(Dataset rows about figures)
########################################
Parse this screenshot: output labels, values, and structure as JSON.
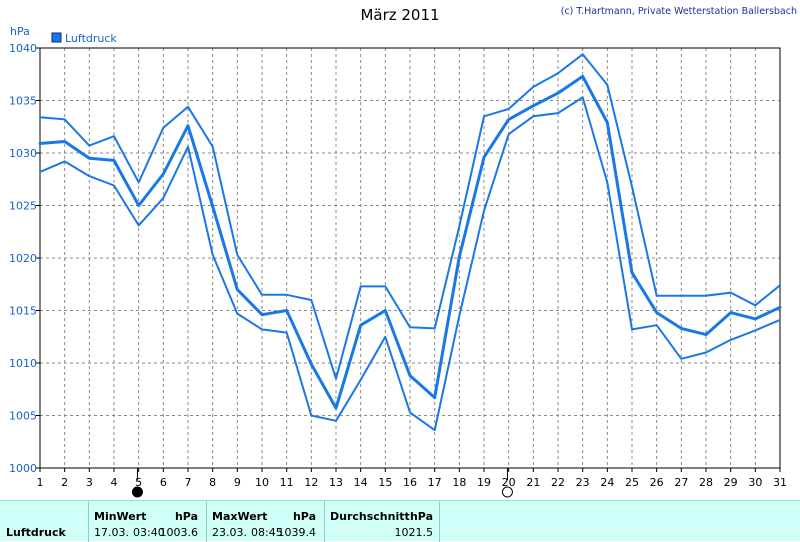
{
  "header": {
    "title": "März 2011",
    "credit": "(c) T.Hartmann, Private Wetterstation Ballersbach"
  },
  "legend": {
    "label": "Luftdruck",
    "color": "#1a78e6"
  },
  "chart_data": {
    "type": "line",
    "title": "März 2011",
    "yunit": "hPa",
    "ylim": [
      1000,
      1040
    ],
    "yticks": [
      "1000",
      "1005",
      "1010",
      "1015",
      "1020",
      "1025",
      "1030",
      "1035",
      "1040"
    ],
    "x": [
      1,
      2,
      3,
      4,
      5,
      6,
      7,
      8,
      9,
      10,
      11,
      12,
      13,
      14,
      15,
      16,
      17,
      18,
      19,
      20,
      21,
      22,
      23,
      24,
      25,
      26,
      27,
      28,
      29,
      30,
      31
    ],
    "grid": true,
    "legend_position": "top-left",
    "moon_markers": [
      {
        "day": 4.95,
        "phase": "new-moon"
      },
      {
        "day": 19.95,
        "phase": "full-moon"
      }
    ],
    "series": [
      {
        "name": "Luftdruck",
        "role": "max",
        "color": "#1a78e6",
        "values": [
          1033.4,
          1033.2,
          1030.7,
          1031.6,
          1027.2,
          1032.4,
          1034.4,
          1030.6,
          1020.3,
          1016.5,
          1016.5,
          1016.0,
          1008.5,
          1017.3,
          1017.3,
          1013.4,
          1013.3,
          1023.0,
          1033.5,
          1034.2,
          1036.3,
          1037.6,
          1039.4,
          1036.5,
          1026.8,
          1016.4,
          1016.4,
          1016.4,
          1016.7,
          1015.5,
          1017.4
        ]
      },
      {
        "name": "Luftdruck",
        "role": "mean",
        "color": "#1a78e6",
        "values": [
          1030.9,
          1031.1,
          1029.5,
          1029.3,
          1025.0,
          1028.0,
          1032.6,
          1024.9,
          1017.0,
          1014.6,
          1015.0,
          1009.9,
          1005.7,
          1013.6,
          1015.0,
          1008.8,
          1006.7,
          1020.1,
          1029.6,
          1033.2,
          1034.5,
          1035.7,
          1037.3,
          1032.9,
          1018.6,
          1014.8,
          1013.3,
          1012.7,
          1014.8,
          1014.2,
          1015.3
        ]
      },
      {
        "name": "Luftdruck",
        "role": "min",
        "color": "#1a78e6",
        "values": [
          1028.2,
          1029.2,
          1027.8,
          1026.9,
          1023.1,
          1025.7,
          1030.6,
          1020.3,
          1014.7,
          1013.2,
          1012.9,
          1005.0,
          1004.5,
          1008.4,
          1012.5,
          1005.3,
          1003.6,
          1014.5,
          1024.5,
          1031.8,
          1033.5,
          1033.8,
          1035.3,
          1027.2,
          1013.2,
          1013.6,
          1010.4,
          1011.0,
          1012.2,
          1013.1,
          1014.1
        ]
      }
    ]
  },
  "stats": {
    "row_label": "Luftdruck",
    "min": {
      "label": "MinWert",
      "unit": "hPa",
      "date": "17.03.",
      "time": "03:40",
      "value": "1003.6"
    },
    "max": {
      "label": "MaxWert",
      "unit": "hPa",
      "date": "23.03.",
      "time": "08:45",
      "value": "1039.4"
    },
    "avg": {
      "label": "Durchschnitt",
      "unit": "hPa",
      "value": "1021.5"
    }
  }
}
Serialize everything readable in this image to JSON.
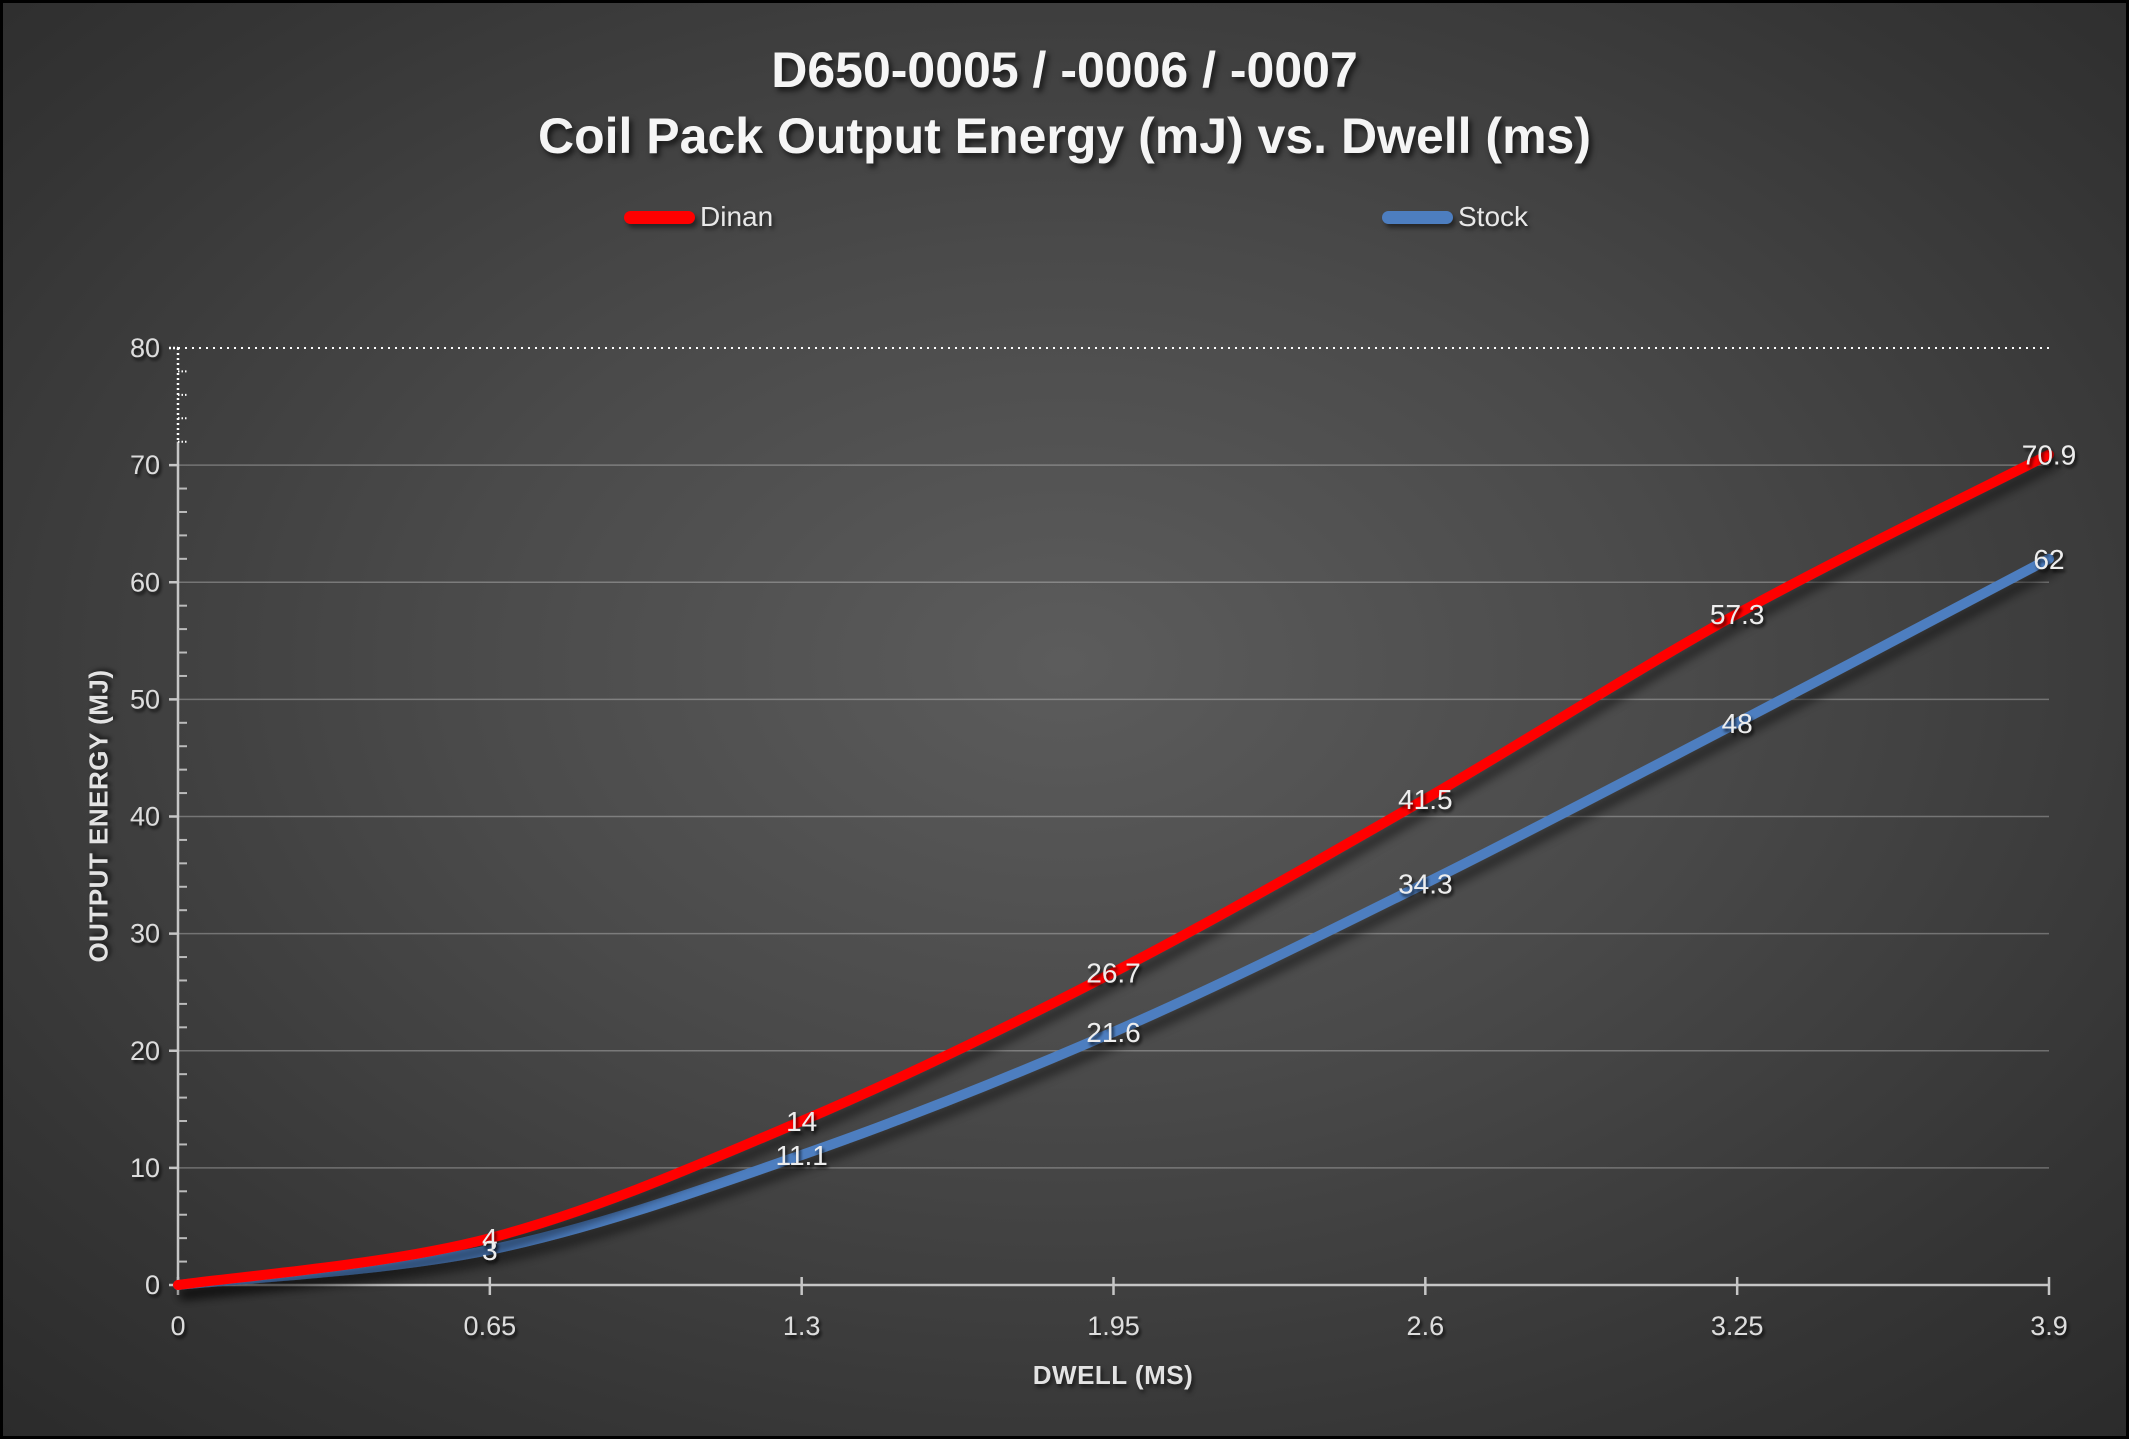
{
  "title": {
    "line1": "D650-0005 / -0006 / -0007",
    "line2": "Coil Pack Output Energy (mJ) vs. Dwell (ms)"
  },
  "colors": {
    "background_center": "#5c5c5c",
    "background_edge": "#262626",
    "dinan_red": "#FF0000",
    "stock_blue": "#4D7EC0",
    "axis_line": "#C6C6C6",
    "gridline": "rgba(255,255,255,0.28)",
    "tick_label": "#DCDCDC",
    "data_label": "#EDEDED"
  },
  "chart_data": {
    "type": "line",
    "title": "D650-0005 / -0006 / -0007",
    "subtitle": "Coil Pack Output Energy (mJ) vs. Dwell (ms)",
    "xlabel": "DWELL (MS)",
    "ylabel": "OUTPUT ENERGY (MJ)",
    "xlim": [
      0,
      3.9
    ],
    "ylim": [
      0,
      80
    ],
    "x": [
      0,
      0.65,
      1.3,
      1.95,
      2.6,
      3.25,
      3.9
    ],
    "x_tick_labels": [
      "0",
      "0.65",
      "1.3",
      "1.95",
      "2.6",
      "3.25",
      "3.9"
    ],
    "y_ticks": [
      0,
      10,
      20,
      30,
      40,
      50,
      60,
      70,
      80
    ],
    "y_tick_labels": [
      "0",
      "10",
      "20",
      "30",
      "40",
      "50",
      "60",
      "70",
      "80"
    ],
    "y_minor_unit": 2,
    "grid": "horizontal-major",
    "top_boundary_style": "dotted",
    "legend_position": "top",
    "line_style": "smooth",
    "series": [
      {
        "name": "Dinan",
        "color": "#FF0000",
        "values": [
          0,
          4,
          14,
          26.7,
          41.5,
          57.3,
          70.9
        ],
        "point_labels": [
          "",
          "4",
          "14",
          "26.7",
          "41.5",
          "57.3",
          "70.9"
        ]
      },
      {
        "name": "Stock",
        "color": "#4D7EC0",
        "values": [
          0,
          3,
          11.1,
          21.6,
          34.3,
          48,
          62
        ],
        "point_labels": [
          "",
          "3",
          "11.1",
          "21.6",
          "34.3",
          "48",
          "62"
        ]
      }
    ]
  }
}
########################################
## Request
None of the pictures should appear; repeat the records exactly otherwise.

## Expected output
Parse this screenshot: output labels, values, and structure as JSON.
{
  "header": {
    "title": "März 2011",
    "credit": "(c) T.Hartmann, Private Wetterstation Ballersbach"
  },
  "legend": {
    "label": "Luftdruck",
    "color": "#1a78e6"
  },
  "chart_data": {
    "type": "line",
    "title": "März 2011",
    "yunit": "hPa",
    "ylim": [
      1000,
      1040
    ],
    "yticks": [
      "1000",
      "1005",
      "1010",
      "1015",
      "1020",
      "1025",
      "1030",
      "1035",
      "1040"
    ],
    "x": [
      1,
      2,
      3,
      4,
      5,
      6,
      7,
      8,
      9,
      10,
      11,
      12,
      13,
      14,
      15,
      16,
      17,
      18,
      19,
      20,
      21,
      22,
      23,
      24,
      25,
      26,
      27,
      28,
      29,
      30,
      31
    ],
    "grid": true,
    "legend_position": "top-left",
    "moon_markers": [
      {
        "day": 4.95,
        "phase": "new-moon"
      },
      {
        "day": 19.95,
        "phase": "full-moon"
      }
    ],
    "series": [
      {
        "name": "Luftdruck",
        "role": "max",
        "color": "#1a78e6",
        "values": [
          1033.4,
          1033.2,
          1030.7,
          1031.6,
          1027.2,
          1032.4,
          1034.4,
          1030.6,
          1020.3,
          1016.5,
          1016.5,
          1016.0,
          1008.5,
          1017.3,
          1017.3,
          1013.4,
          1013.3,
          1023.0,
          1033.5,
          1034.2,
          1036.3,
          1037.6,
          1039.4,
          1036.5,
          1026.8,
          1016.4,
          1016.4,
          1016.4,
          1016.7,
          1015.5,
          1017.4
        ]
      },
      {
        "name": "Luftdruck",
        "role": "mean",
        "color": "#1a78e6",
        "values": [
          1030.9,
          1031.1,
          1029.5,
          1029.3,
          1025.0,
          1028.0,
          1032.6,
          1024.9,
          1017.0,
          1014.6,
          1015.0,
          1009.9,
          1005.7,
          1013.6,
          1015.0,
          1008.8,
          1006.7,
          1020.1,
          1029.6,
          1033.2,
          1034.5,
          1035.7,
          1037.3,
          1032.9,
          1018.6,
          1014.8,
          1013.3,
          1012.7,
          1014.8,
          1014.2,
          1015.3
        ]
      },
      {
        "name": "Luftdruck",
        "role": "min",
        "color": "#1a78e6",
        "values": [
          1028.2,
          1029.2,
          1027.8,
          1026.9,
          1023.1,
          1025.7,
          1030.6,
          1020.3,
          1014.7,
          1013.2,
          1012.9,
          1005.0,
          1004.5,
          1008.4,
          1012.5,
          1005.3,
          1003.6,
          1014.5,
          1024.5,
          1031.8,
          1033.5,
          1033.8,
          1035.3,
          1027.2,
          1013.2,
          1013.6,
          1010.4,
          1011.0,
          1012.2,
          1013.1,
          1014.1
        ]
      }
    ]
  },
  "stats": {
    "row_label": "Luftdruck",
    "min": {
      "label": "MinWert",
      "unit": "hPa",
      "date": "17.03.",
      "time": "03:40",
      "value": "1003.6"
    },
    "max": {
      "label": "MaxWert",
      "unit": "hPa",
      "date": "23.03.",
      "time": "08:45",
      "value": "1039.4"
    },
    "avg": {
      "label": "Durchschnitt",
      "unit": "hPa",
      "value": "1021.5"
    }
  }
}
Serialize everything readable in this image to JSON.
{
  "title": {
    "line1": "D650-0005 / -0006 / -0007",
    "line2": "Coil Pack Output Energy (mJ) vs. Dwell (ms)"
  },
  "colors": {
    "background_center": "#5c5c5c",
    "background_edge": "#262626",
    "dinan_red": "#FF0000",
    "stock_blue": "#4D7EC0",
    "axis_line": "#C6C6C6",
    "gridline": "rgba(255,255,255,0.28)",
    "tick_label": "#DCDCDC",
    "data_label": "#EDEDED"
  },
  "chart_data": {
    "type": "line",
    "title": "D650-0005 / -0006 / -0007",
    "subtitle": "Coil Pack Output Energy (mJ) vs. Dwell (ms)",
    "xlabel": "DWELL (MS)",
    "ylabel": "OUTPUT ENERGY (MJ)",
    "xlim": [
      0,
      3.9
    ],
    "ylim": [
      0,
      80
    ],
    "x": [
      0,
      0.65,
      1.3,
      1.95,
      2.6,
      3.25,
      3.9
    ],
    "x_tick_labels": [
      "0",
      "0.65",
      "1.3",
      "1.95",
      "2.6",
      "3.25",
      "3.9"
    ],
    "y_ticks": [
      0,
      10,
      20,
      30,
      40,
      50,
      60,
      70,
      80
    ],
    "y_tick_labels": [
      "0",
      "10",
      "20",
      "30",
      "40",
      "50",
      "60",
      "70",
      "80"
    ],
    "y_minor_unit": 2,
    "grid": "horizontal-major",
    "top_boundary_style": "dotted",
    "legend_position": "top",
    "line_style": "smooth",
    "series": [
      {
        "name": "Dinan",
        "color": "#FF0000",
        "values": [
          0,
          4,
          14,
          26.7,
          41.5,
          57.3,
          70.9
        ],
        "point_labels": [
          "",
          "4",
          "14",
          "26.7",
          "41.5",
          "57.3",
          "70.9"
        ]
      },
      {
        "name": "Stock",
        "color": "#4D7EC0",
        "values": [
          0,
          3,
          11.1,
          21.6,
          34.3,
          48,
          62
        ],
        "point_labels": [
          "",
          "3",
          "11.1",
          "21.6",
          "34.3",
          "48",
          "62"
        ]
      }
    ]
  }
}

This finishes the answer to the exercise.